> _Stated goal_
The entries below are to be transcribed in full, without their images.

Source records
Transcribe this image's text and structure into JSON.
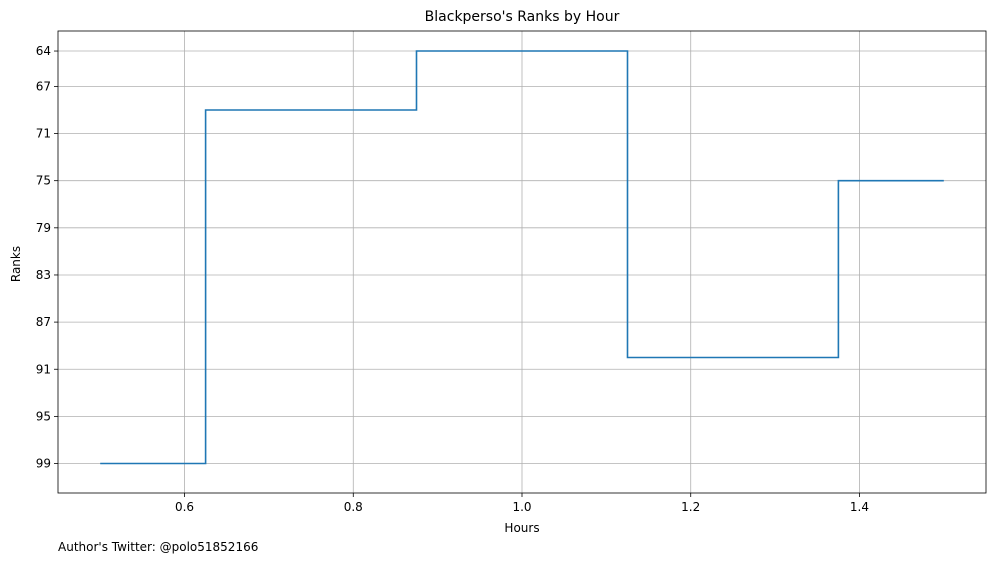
{
  "chart_data": {
    "type": "line",
    "drawstyle": "steps-mid",
    "title": "Blackperso's Ranks by Hour",
    "xlabel": "Hours",
    "ylabel": "Ranks",
    "x": [
      0.5,
      0.75,
      1.0,
      1.25,
      1.5
    ],
    "y": [
      99,
      69,
      64,
      90,
      75
    ],
    "xlim": [
      0.45,
      1.55
    ],
    "ylim": [
      101.5,
      62.3
    ],
    "y_inverted": true,
    "xticks": [
      0.6,
      0.8,
      1.0,
      1.2,
      1.4
    ],
    "xtick_labels": [
      "0.6",
      "0.8",
      "1.0",
      "1.2",
      "1.4"
    ],
    "yticks": [
      64,
      67,
      71,
      75,
      79,
      83,
      87,
      91,
      95,
      99
    ],
    "ytick_labels": [
      "64",
      "67",
      "71",
      "75",
      "79",
      "83",
      "87",
      "91",
      "95",
      "99"
    ],
    "grid": true,
    "line_color": "#1f77b4"
  },
  "footer": {
    "text": "Author's Twitter: @polo51852166"
  }
}
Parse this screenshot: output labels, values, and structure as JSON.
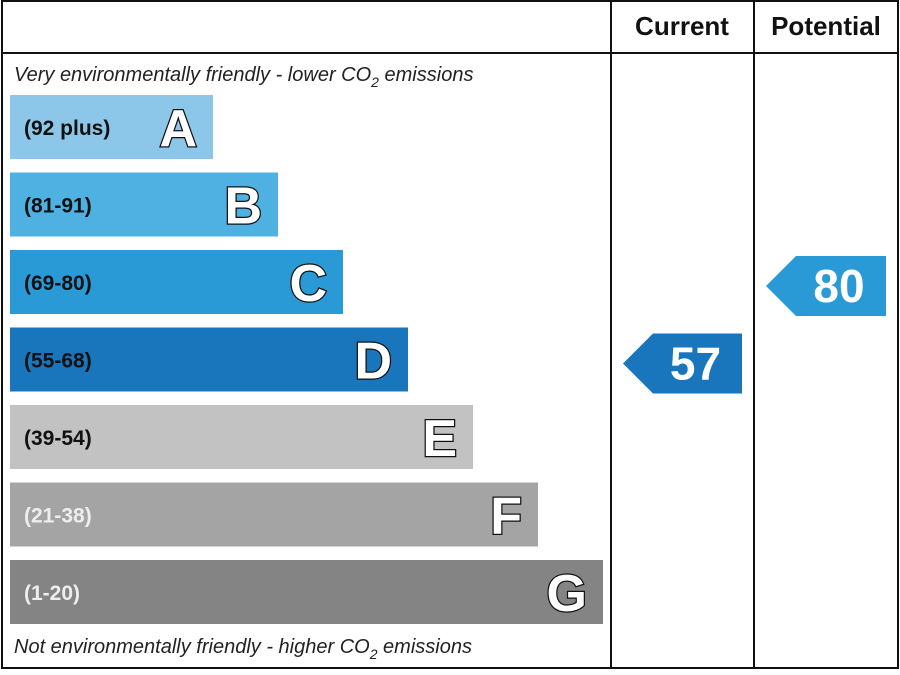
{
  "header": {
    "current_label": "Current",
    "potential_label": "Potential"
  },
  "captions": {
    "top_prefix": "Very environmentally friendly - lower CO",
    "top_subscript": "2",
    "top_suffix": " emissions",
    "bottom_prefix": "Not environmentally friendly - higher CO",
    "bottom_subscript": "2",
    "bottom_suffix": " emissions"
  },
  "chart_data": {
    "type": "bar",
    "bands": [
      {
        "letter": "A",
        "range": "(92 plus)",
        "color": "#8cc7ea",
        "range_color": "#111111"
      },
      {
        "letter": "B",
        "range": "(81-91)",
        "color": "#4fb0e2",
        "range_color": "#111111"
      },
      {
        "letter": "C",
        "range": "(69-80)",
        "color": "#2a9ad7",
        "range_color": "#111111"
      },
      {
        "letter": "D",
        "range": "(55-68)",
        "color": "#1976bd",
        "range_color": "#111111"
      },
      {
        "letter": "E",
        "range": "(39-54)",
        "color": "#c2c2c2",
        "range_color": "#111111"
      },
      {
        "letter": "F",
        "range": "(21-38)",
        "color": "#a4a4a4",
        "range_color": "#eeeeee"
      },
      {
        "letter": "G",
        "range": "(1-20)",
        "color": "#848484",
        "range_color": "#eeeeee"
      }
    ],
    "current": {
      "value": 57,
      "band": "D",
      "color": "#1976bd"
    },
    "potential": {
      "value": 80,
      "band": "C",
      "color": "#2a9ad7"
    }
  }
}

> _Exercise response_
Transcribe this image's text and structure into JSON.
{
  "chart_data": {
    "type": "line",
    "drawstyle": "steps-mid",
    "title": "Blackperso's Ranks by Hour",
    "xlabel": "Hours",
    "ylabel": "Ranks",
    "x": [
      0.5,
      0.75,
      1.0,
      1.25,
      1.5
    ],
    "y": [
      99,
      69,
      64,
      90,
      75
    ],
    "xlim": [
      0.45,
      1.55
    ],
    "ylim": [
      101.5,
      62.3
    ],
    "y_inverted": true,
    "xticks": [
      0.6,
      0.8,
      1.0,
      1.2,
      1.4
    ],
    "xtick_labels": [
      "0.6",
      "0.8",
      "1.0",
      "1.2",
      "1.4"
    ],
    "yticks": [
      64,
      67,
      71,
      75,
      79,
      83,
      87,
      91,
      95,
      99
    ],
    "ytick_labels": [
      "64",
      "67",
      "71",
      "75",
      "79",
      "83",
      "87",
      "91",
      "95",
      "99"
    ],
    "grid": true,
    "line_color": "#1f77b4"
  },
  "footer": {
    "text": "Author's Twitter: @polo51852166"
  }
}
Parse this screenshot: output labels, values, and structure as JSON.
{
  "header": {
    "current_label": "Current",
    "potential_label": "Potential"
  },
  "captions": {
    "top_prefix": "Very environmentally friendly - lower CO",
    "top_subscript": "2",
    "top_suffix": " emissions",
    "bottom_prefix": "Not environmentally friendly - higher CO",
    "bottom_subscript": "2",
    "bottom_suffix": " emissions"
  },
  "chart_data": {
    "type": "bar",
    "bands": [
      {
        "letter": "A",
        "range": "(92 plus)",
        "color": "#8cc7ea",
        "range_color": "#111111"
      },
      {
        "letter": "B",
        "range": "(81-91)",
        "color": "#4fb0e2",
        "range_color": "#111111"
      },
      {
        "letter": "C",
        "range": "(69-80)",
        "color": "#2a9ad7",
        "range_color": "#111111"
      },
      {
        "letter": "D",
        "range": "(55-68)",
        "color": "#1976bd",
        "range_color": "#111111"
      },
      {
        "letter": "E",
        "range": "(39-54)",
        "color": "#c2c2c2",
        "range_color": "#111111"
      },
      {
        "letter": "F",
        "range": "(21-38)",
        "color": "#a4a4a4",
        "range_color": "#eeeeee"
      },
      {
        "letter": "G",
        "range": "(1-20)",
        "color": "#848484",
        "range_color": "#eeeeee"
      }
    ],
    "current": {
      "value": 57,
      "band": "D",
      "color": "#1976bd"
    },
    "potential": {
      "value": 80,
      "band": "C",
      "color": "#2a9ad7"
    }
  }
}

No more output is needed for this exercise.